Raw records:
⟨
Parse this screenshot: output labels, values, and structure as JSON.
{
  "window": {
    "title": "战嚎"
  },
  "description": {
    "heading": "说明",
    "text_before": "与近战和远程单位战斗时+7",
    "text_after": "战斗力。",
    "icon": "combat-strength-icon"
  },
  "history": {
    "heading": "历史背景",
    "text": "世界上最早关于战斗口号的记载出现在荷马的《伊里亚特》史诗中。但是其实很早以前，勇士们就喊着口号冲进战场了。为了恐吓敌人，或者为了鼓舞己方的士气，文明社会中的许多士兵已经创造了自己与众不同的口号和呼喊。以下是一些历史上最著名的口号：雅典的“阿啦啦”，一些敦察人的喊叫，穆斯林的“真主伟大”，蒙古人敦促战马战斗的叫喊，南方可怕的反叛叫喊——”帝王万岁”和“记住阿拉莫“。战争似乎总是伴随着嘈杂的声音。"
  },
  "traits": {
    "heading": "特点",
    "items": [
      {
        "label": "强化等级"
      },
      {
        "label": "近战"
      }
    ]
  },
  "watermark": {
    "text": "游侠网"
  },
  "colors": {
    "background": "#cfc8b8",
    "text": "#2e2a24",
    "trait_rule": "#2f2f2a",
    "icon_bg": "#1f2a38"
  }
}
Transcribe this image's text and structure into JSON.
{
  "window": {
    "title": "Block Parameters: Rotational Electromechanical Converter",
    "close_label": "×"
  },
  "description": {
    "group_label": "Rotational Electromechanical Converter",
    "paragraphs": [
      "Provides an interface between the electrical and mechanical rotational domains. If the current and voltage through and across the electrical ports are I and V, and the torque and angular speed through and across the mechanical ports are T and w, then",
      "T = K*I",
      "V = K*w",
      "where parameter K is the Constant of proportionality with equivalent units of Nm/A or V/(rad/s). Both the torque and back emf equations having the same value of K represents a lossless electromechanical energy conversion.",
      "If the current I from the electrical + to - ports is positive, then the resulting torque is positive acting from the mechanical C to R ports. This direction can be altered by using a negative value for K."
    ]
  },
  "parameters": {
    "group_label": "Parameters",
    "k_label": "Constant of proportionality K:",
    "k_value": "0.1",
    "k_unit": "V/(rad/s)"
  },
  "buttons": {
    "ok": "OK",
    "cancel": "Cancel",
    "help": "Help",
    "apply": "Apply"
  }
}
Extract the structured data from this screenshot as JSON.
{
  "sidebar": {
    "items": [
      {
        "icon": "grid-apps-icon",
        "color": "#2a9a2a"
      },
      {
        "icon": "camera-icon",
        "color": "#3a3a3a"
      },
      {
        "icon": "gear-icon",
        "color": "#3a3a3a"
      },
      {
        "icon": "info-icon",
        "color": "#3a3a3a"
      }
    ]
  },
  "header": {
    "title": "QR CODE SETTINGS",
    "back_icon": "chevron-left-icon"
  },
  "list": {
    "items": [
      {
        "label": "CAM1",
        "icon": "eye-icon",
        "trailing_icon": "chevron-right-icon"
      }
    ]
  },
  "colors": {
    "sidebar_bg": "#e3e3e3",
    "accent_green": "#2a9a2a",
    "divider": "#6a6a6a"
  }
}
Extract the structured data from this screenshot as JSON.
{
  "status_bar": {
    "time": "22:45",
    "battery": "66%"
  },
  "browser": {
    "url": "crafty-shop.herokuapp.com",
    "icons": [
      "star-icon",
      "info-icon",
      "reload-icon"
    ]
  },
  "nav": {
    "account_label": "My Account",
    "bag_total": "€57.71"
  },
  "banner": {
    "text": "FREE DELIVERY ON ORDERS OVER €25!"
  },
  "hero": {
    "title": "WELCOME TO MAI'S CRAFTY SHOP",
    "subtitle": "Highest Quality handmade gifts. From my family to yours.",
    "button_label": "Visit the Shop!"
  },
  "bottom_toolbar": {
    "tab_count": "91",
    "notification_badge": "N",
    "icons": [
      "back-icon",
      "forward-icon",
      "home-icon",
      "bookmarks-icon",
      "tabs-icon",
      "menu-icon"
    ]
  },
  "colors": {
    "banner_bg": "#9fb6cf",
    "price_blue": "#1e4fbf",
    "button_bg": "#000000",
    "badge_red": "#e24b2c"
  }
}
⟩
Every record should be repeated exactly; please leave none out.

The completed task:
Parse this screenshot: output labels, values, and structure as JSON.
{
  "window": {
    "title": "战嚎"
  },
  "description": {
    "heading": "说明",
    "text_before": "与近战和远程单位战斗时+7",
    "text_after": "战斗力。",
    "icon": "combat-strength-icon"
  },
  "history": {
    "heading": "历史背景",
    "text": "世界上最早关于战斗口号的记载出现在荷马的《伊里亚特》史诗中。但是其实很早以前，勇士们就喊着口号冲进战场了。为了恐吓敌人，或者为了鼓舞己方的士气，文明社会中的许多士兵已经创造了自己与众不同的口号和呼喊。以下是一些历史上最著名的口号：雅典的“阿啦啦”，一些敦察人的喊叫，穆斯林的“真主伟大”，蒙古人敦促战马战斗的叫喊，南方可怕的反叛叫喊——”帝王万岁”和“记住阿拉莫“。战争似乎总是伴随着嘈杂的声音。"
  },
  "traits": {
    "heading": "特点",
    "items": [
      {
        "label": "强化等级"
      },
      {
        "label": "近战"
      }
    ]
  },
  "watermark": {
    "text": "游侠网"
  },
  "colors": {
    "background": "#cfc8b8",
    "text": "#2e2a24",
    "trait_rule": "#2f2f2a",
    "icon_bg": "#1f2a38"
  }
}
Transcribe this image's text and structure into JSON.
{
  "window": {
    "title": "Block Parameters: Rotational Electromechanical Converter",
    "close_label": "×"
  },
  "description": {
    "group_label": "Rotational Electromechanical Converter",
    "paragraphs": [
      "Provides an interface between the electrical and mechanical rotational domains. If the current and voltage through and across the electrical ports are I and V, and the torque and angular speed through and across the mechanical ports are T and w, then",
      "T = K*I",
      "V = K*w",
      "where parameter K is the Constant of proportionality with equivalent units of Nm/A or V/(rad/s). Both the torque and back emf equations having the same value of K represents a lossless electromechanical energy conversion.",
      "If the current I from the electrical + to - ports is positive, then the resulting torque is positive acting from the mechanical C to R ports. This direction can be altered by using a negative value for K."
    ]
  },
  "parameters": {
    "group_label": "Parameters",
    "k_label": "Constant of proportionality K:",
    "k_value": "0.1",
    "k_unit": "V/(rad/s)"
  },
  "buttons": {
    "ok": "OK",
    "cancel": "Cancel",
    "help": "Help",
    "apply": "Apply"
  }
}
Extract the structured data from this screenshot as JSON.
{
  "sidebar": {
    "items": [
      {
        "icon": "grid-apps-icon",
        "color": "#2a9a2a"
      },
      {
        "icon": "camera-icon",
        "color": "#3a3a3a"
      },
      {
        "icon": "gear-icon",
        "color": "#3a3a3a"
      },
      {
        "icon": "info-icon",
        "color": "#3a3a3a"
      }
    ]
  },
  "header": {
    "title": "QR CODE SETTINGS",
    "back_icon": "chevron-left-icon"
  },
  "list": {
    "items": [
      {
        "label": "CAM1",
        "icon": "eye-icon",
        "trailing_icon": "chevron-right-icon"
      }
    ]
  },
  "colors": {
    "sidebar_bg": "#e3e3e3",
    "accent_green": "#2a9a2a",
    "divider": "#6a6a6a"
  }
}
Extract the structured data from this screenshot as JSON.
{
  "status_bar": {
    "time": "22:45",
    "battery": "66%"
  },
  "browser": {
    "url": "crafty-shop.herokuapp.com",
    "icons": [
      "star-icon",
      "info-icon",
      "reload-icon"
    ]
  },
  "nav": {
    "account_label": "My Account",
    "bag_total": "€57.71"
  },
  "banner": {
    "text": "FREE DELIVERY ON ORDERS OVER €25!"
  },
  "hero": {
    "title": "WELCOME TO MAI'S CRAFTY SHOP",
    "subtitle": "Highest Quality handmade gifts. From my family to yours.",
    "button_label": "Visit the Shop!"
  },
  "bottom_toolbar": {
    "tab_count": "91",
    "notification_badge": "N",
    "icons": [
      "back-icon",
      "forward-icon",
      "home-icon",
      "bookmarks-icon",
      "tabs-icon",
      "menu-icon"
    ]
  },
  "colors": {
    "banner_bg": "#9fb6cf",
    "price_blue": "#1e4fbf",
    "button_bg": "#000000",
    "badge_red": "#e24b2c"
  }
}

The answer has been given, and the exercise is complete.